*PROBLEM TO WORK ON:*
Scan the data beneath this task and copy each line that includes "name".

*INPUT MATERIAL:*

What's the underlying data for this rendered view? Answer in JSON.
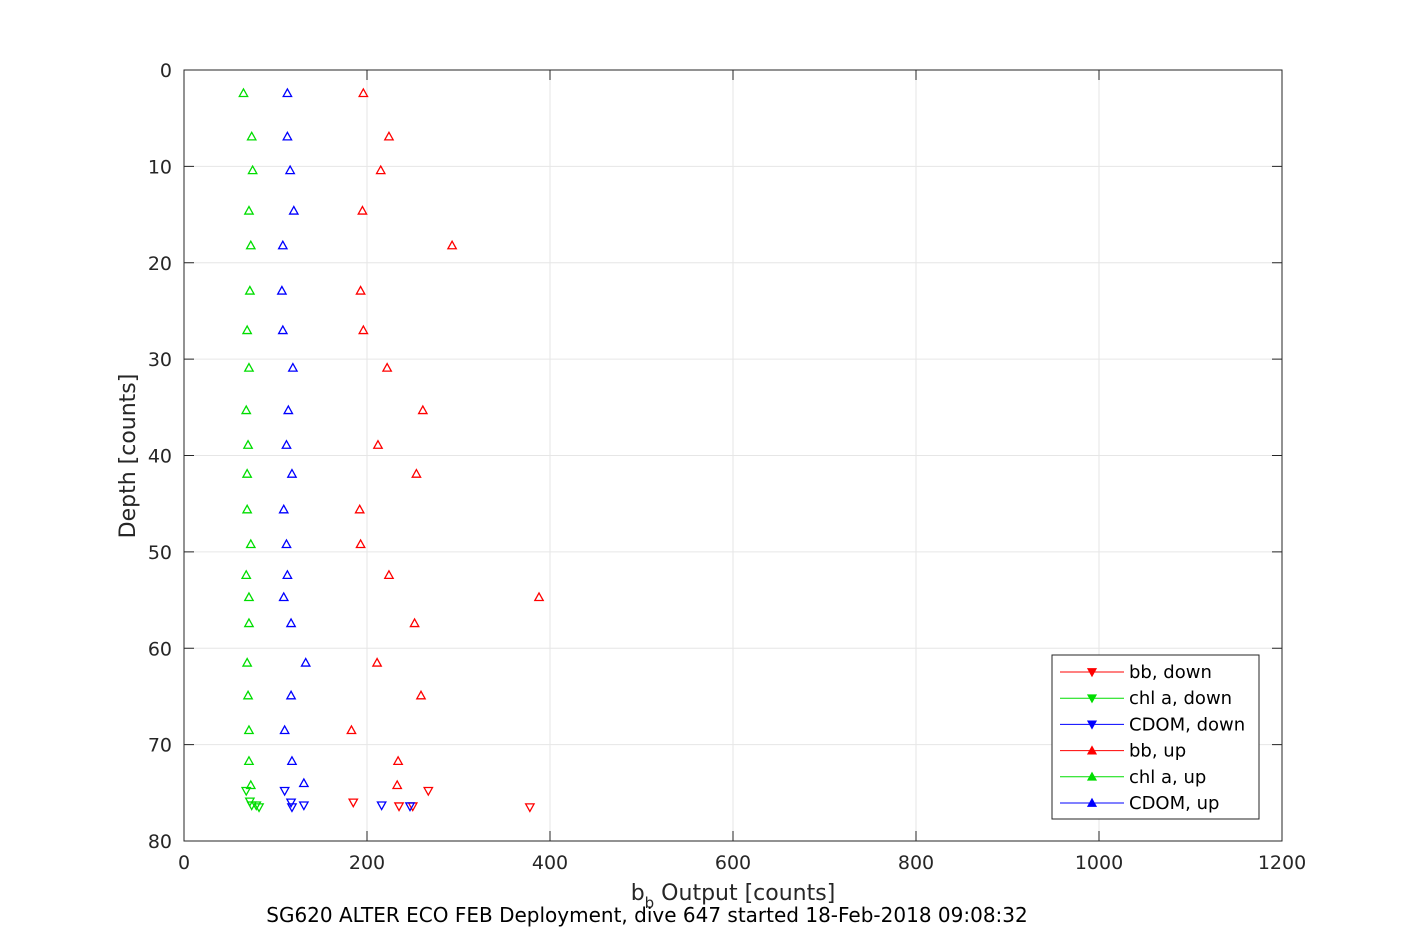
{
  "chart_data": {
    "type": "scatter",
    "xlabel_main": "b",
    "xlabel_sub": "b",
    "xlabel_rest": " Output [counts]",
    "ylabel": "Depth [counts]",
    "xlim": [
      0,
      1200
    ],
    "ylim": [
      0,
      80
    ],
    "y_reversed": true,
    "grid": true,
    "xticks": [
      0,
      200,
      400,
      600,
      800,
      1000,
      1200
    ],
    "yticks": [
      0,
      10,
      20,
      30,
      40,
      50,
      60,
      70,
      80
    ],
    "legend_position": "bottom-right",
    "series": [
      {
        "name": "bb, down",
        "color": "#ff0000",
        "marker": "triangle-down",
        "x": [
          185,
          235,
          250,
          267,
          378
        ],
        "y": [
          76.0,
          76.4,
          76.4,
          74.8,
          76.5
        ]
      },
      {
        "name": "chl a, down",
        "color": "#00dd00",
        "marker": "triangle-down",
        "x": [
          68,
          72,
          74,
          79,
          82
        ],
        "y": [
          74.8,
          75.9,
          76.3,
          76.3,
          76.5
        ]
      },
      {
        "name": "CDOM, down",
        "color": "#0000ff",
        "marker": "triangle-down",
        "x": [
          110,
          117,
          118,
          131,
          216,
          247
        ],
        "y": [
          74.8,
          76.0,
          76.5,
          76.3,
          76.3,
          76.4
        ]
      },
      {
        "name": "bb, up",
        "color": "#ff0000",
        "marker": "triangle-up",
        "x": [
          196,
          224,
          215,
          195,
          293,
          193,
          196,
          222,
          261,
          212,
          254,
          192,
          193,
          224,
          388,
          252,
          211,
          259,
          183,
          234,
          233
        ],
        "y": [
          2.4,
          6.9,
          10.4,
          14.6,
          18.2,
          22.9,
          27.0,
          30.9,
          35.3,
          38.9,
          41.9,
          45.6,
          49.2,
          52.4,
          54.7,
          57.4,
          61.5,
          64.9,
          68.5,
          71.7,
          74.2
        ]
      },
      {
        "name": "chl a, up",
        "color": "#00dd00",
        "marker": "triangle-up",
        "x": [
          65,
          74,
          75,
          71,
          73,
          72,
          69,
          71,
          68,
          70,
          69,
          69,
          73,
          68,
          71,
          71,
          69,
          70,
          71,
          71,
          73
        ],
        "y": [
          2.4,
          6.9,
          10.4,
          14.6,
          18.2,
          22.9,
          27.0,
          30.9,
          35.3,
          38.9,
          41.9,
          45.6,
          49.2,
          52.4,
          54.7,
          57.4,
          61.5,
          64.9,
          68.5,
          71.7,
          74.2
        ]
      },
      {
        "name": "CDOM, up",
        "color": "#0000ff",
        "marker": "triangle-up",
        "x": [
          113,
          113,
          116,
          120,
          108,
          107,
          108,
          119,
          114,
          112,
          118,
          109,
          112,
          113,
          109,
          117,
          133,
          117,
          110,
          118,
          131
        ],
        "y": [
          2.4,
          6.9,
          10.4,
          14.6,
          18.2,
          22.9,
          27.0,
          30.9,
          35.3,
          38.9,
          41.9,
          45.6,
          49.2,
          52.4,
          54.7,
          57.4,
          61.5,
          64.9,
          68.5,
          71.7,
          74.0
        ]
      }
    ]
  },
  "caption": "SG620 ALTER ECO FEB Deployment, dive 647 started 18-Feb-2018 09:08:32"
}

*RESULT OF THE EXERCISE:*
        "name": "bb, down",
        "name": "chl a, down",
        "name": "CDOM, down",
        "name": "bb, up",
        "name": "chl a, up",
        "name": "CDOM, up",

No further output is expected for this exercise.